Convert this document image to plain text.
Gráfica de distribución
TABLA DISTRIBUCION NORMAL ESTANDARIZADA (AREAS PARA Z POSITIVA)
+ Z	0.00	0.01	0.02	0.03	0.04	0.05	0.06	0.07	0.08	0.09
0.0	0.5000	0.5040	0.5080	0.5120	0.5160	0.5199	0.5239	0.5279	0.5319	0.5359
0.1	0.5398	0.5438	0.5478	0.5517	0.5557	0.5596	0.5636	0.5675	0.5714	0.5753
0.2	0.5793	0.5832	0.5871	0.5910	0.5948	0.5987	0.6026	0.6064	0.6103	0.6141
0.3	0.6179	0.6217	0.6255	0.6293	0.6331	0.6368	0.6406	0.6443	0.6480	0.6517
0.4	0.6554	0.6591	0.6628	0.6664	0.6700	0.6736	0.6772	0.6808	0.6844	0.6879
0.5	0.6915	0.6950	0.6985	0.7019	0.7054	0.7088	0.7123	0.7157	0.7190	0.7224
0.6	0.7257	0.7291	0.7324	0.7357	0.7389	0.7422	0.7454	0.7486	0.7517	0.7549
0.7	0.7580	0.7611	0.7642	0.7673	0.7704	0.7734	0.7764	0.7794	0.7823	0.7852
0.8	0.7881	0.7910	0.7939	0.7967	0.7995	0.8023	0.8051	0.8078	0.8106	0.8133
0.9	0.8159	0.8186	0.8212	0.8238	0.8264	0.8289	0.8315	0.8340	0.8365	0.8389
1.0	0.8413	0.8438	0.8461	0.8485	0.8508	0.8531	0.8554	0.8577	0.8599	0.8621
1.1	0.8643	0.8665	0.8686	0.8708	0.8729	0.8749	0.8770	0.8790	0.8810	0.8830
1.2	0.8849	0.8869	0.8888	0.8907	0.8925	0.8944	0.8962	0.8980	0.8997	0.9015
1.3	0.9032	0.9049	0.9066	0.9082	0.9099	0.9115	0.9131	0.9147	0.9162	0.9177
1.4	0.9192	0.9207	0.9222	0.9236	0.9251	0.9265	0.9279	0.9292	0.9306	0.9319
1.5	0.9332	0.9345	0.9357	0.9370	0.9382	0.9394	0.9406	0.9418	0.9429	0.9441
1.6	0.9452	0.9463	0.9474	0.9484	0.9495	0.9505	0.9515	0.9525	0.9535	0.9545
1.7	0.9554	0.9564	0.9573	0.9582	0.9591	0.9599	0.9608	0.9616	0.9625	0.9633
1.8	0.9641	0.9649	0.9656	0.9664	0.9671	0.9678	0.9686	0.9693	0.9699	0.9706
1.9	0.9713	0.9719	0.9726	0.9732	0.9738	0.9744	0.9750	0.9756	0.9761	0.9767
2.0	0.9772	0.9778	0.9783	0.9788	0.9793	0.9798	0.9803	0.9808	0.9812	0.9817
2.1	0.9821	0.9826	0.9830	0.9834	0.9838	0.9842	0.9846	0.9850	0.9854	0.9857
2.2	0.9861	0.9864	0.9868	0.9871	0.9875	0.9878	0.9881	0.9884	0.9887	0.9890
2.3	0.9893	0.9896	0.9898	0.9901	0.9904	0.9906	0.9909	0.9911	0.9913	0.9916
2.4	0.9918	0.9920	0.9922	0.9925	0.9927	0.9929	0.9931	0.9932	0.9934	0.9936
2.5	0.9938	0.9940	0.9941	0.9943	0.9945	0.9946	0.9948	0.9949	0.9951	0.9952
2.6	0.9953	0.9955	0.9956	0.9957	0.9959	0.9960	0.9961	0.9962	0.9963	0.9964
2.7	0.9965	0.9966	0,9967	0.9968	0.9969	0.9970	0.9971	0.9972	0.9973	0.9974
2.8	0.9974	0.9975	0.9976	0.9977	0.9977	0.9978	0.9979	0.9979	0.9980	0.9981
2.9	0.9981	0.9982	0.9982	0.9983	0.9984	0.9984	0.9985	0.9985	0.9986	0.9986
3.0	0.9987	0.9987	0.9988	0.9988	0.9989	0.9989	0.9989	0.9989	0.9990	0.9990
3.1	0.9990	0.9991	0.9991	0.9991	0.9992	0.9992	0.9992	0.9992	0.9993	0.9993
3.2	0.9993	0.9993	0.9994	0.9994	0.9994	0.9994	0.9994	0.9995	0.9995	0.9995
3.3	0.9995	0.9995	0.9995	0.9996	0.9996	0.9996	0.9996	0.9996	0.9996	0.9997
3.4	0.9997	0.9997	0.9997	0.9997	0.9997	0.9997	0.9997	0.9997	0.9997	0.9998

▸ **INSTRUCTION**
Write out all the lines again, exactly as they are.

▸ **RESULT BELOW**
Convert this document image to plain text.
Gráfica de distribución
TABLA DISTRIBUCION NORMAL ESTANDARIZADA (AREAS PARA Z POSITIVA)
+ Z	0.00	0.01	0.02	0.03	0.04	0.05	0.06	0.07	0.08	0.09
0.0	0.5000	0.5040	0.5080	0.5120	0.5160	0.5199	0.5239	0.5279	0.5319	0.5359
0.1	0.5398	0.5438	0.5478	0.5517	0.5557	0.5596	0.5636	0.5675	0.5714	0.5753
0.2	0.5793	0.5832	0.5871	0.5910	0.5948	0.5987	0.6026	0.6064	0.6103	0.6141
0.3	0.6179	0.6217	0.6255	0.6293	0.6331	0.6368	0.6406	0.6443	0.6480	0.6517
0.4	0.6554	0.6591	0.6628	0.6664	0.6700	0.6736	0.6772	0.6808	0.6844	0.6879
0.5	0.6915	0.6950	0.6985	0.7019	0.7054	0.7088	0.7123	0.7157	0.7190	0.7224
0.6	0.7257	0.7291	0.7324	0.7357	0.7389	0.7422	0.7454	0.7486	0.7517	0.7549
0.7	0.7580	0.7611	0.7642	0.7673	0.7704	0.7734	0.7764	0.7794	0.7823	0.7852
0.8	0.7881	0.7910	0.7939	0.7967	0.7995	0.8023	0.8051	0.8078	0.8106	0.8133
0.9	0.8159	0.8186	0.8212	0.8238	0.8264	0.8289	0.8315	0.8340	0.8365	0.8389
1.0	0.8413	0.8438	0.8461	0.8485	0.8508	0.8531	0.8554	0.8577	0.8599	0.8621
1.1	0.8643	0.8665	0.8686	0.8708	0.8729	0.8749	0.8770	0.8790	0.8810	0.8830
1.2	0.8849	0.8869	0.8888	0.8907	0.8925	0.8944	0.8962	0.8980	0.8997	0.9015
1.3	0.9032	0.9049	0.9066	0.9082	0.9099	0.9115	0.9131	0.9147	0.9162	0.9177
1.4	0.9192	0.9207	0.9222	0.9236	0.9251	0.9265	0.9279	0.9292	0.9306	0.9319
1.5	0.9332	0.9345	0.9357	0.9370	0.9382	0.9394	0.9406	0.9418	0.9429	0.9441
1.6	0.9452	0.9463	0.9474	0.9484	0.9495	0.9505	0.9515	0.9525	0.9535	0.9545
1.7	0.9554	0.9564	0.9573	0.9582	0.9591	0.9599	0.9608	0.9616	0.9625	0.9633
1.8	0.9641	0.9649	0.9656	0.9664	0.9671	0.9678	0.9686	0.9693	0.9699	0.9706
1.9	0.9713	0.9719	0.9726	0.9732	0.9738	0.9744	0.9750	0.9756	0.9761	0.9767
2.0	0.9772	0.9778	0.9783	0.9788	0.9793	0.9798	0.9803	0.9808	0.9812	0.9817
2.1	0.9821	0.9826	0.9830	0.9834	0.9838	0.9842	0.9846	0.9850	0.9854	0.9857
2.2	0.9861	0.9864	0.9868	0.9871	0.9875	0.9878	0.9881	0.9884	0.9887	0.9890
2.3	0.9893	0.9896	0.9898	0.9901	0.9904	0.9906	0.9909	0.9911	0.9913	0.9916
2.4	0.9918	0.9920	0.9922	0.9925	0.9927	0.9929	0.9931	0.9932	0.9934	0.9936
2.5	0.9938	0.9940	0.9941	0.9943	0.9945	0.9946	0.9948	0.9949	0.9951	0.9952
2.6	0.9953	0.9955	0.9956	0.9957	0.9959	0.9960	0.9961	0.9962	0.9963	0.9964
2.7	0.9965	0.9966	0,9967	0.9968	0.9969	0.9970	0.9971	0.9972	0.9973	0.9974
2.8	0.9974	0.9975	0.9976	0.9977	0.9977	0.9978	0.9979	0.9979	0.9980	0.9981
2.9	0.9981	0.9982	0.9982	0.9983	0.9984	0.9984	0.9985	0.9985	0.9986	0.9986
3.0	0.9987	0.9987	0.9988	0.9988	0.9989	0.9989	0.9989	0.9989	0.9990	0.9990
3.1	0.9990	0.9991	0.9991	0.9991	0.9992	0.9992	0.9992	0.9992	0.9993	0.9993
3.2	0.9993	0.9993	0.9994	0.9994	0.9994	0.9994	0.9994	0.9995	0.9995	0.9995
3.3	0.9995	0.9995	0.9995	0.9996	0.9996	0.9996	0.9996	0.9996	0.9996	0.9997
3.4	0.9997	0.9997	0.9997	0.9997	0.9997	0.9997	0.9997	0.9997	0.9997	0.9998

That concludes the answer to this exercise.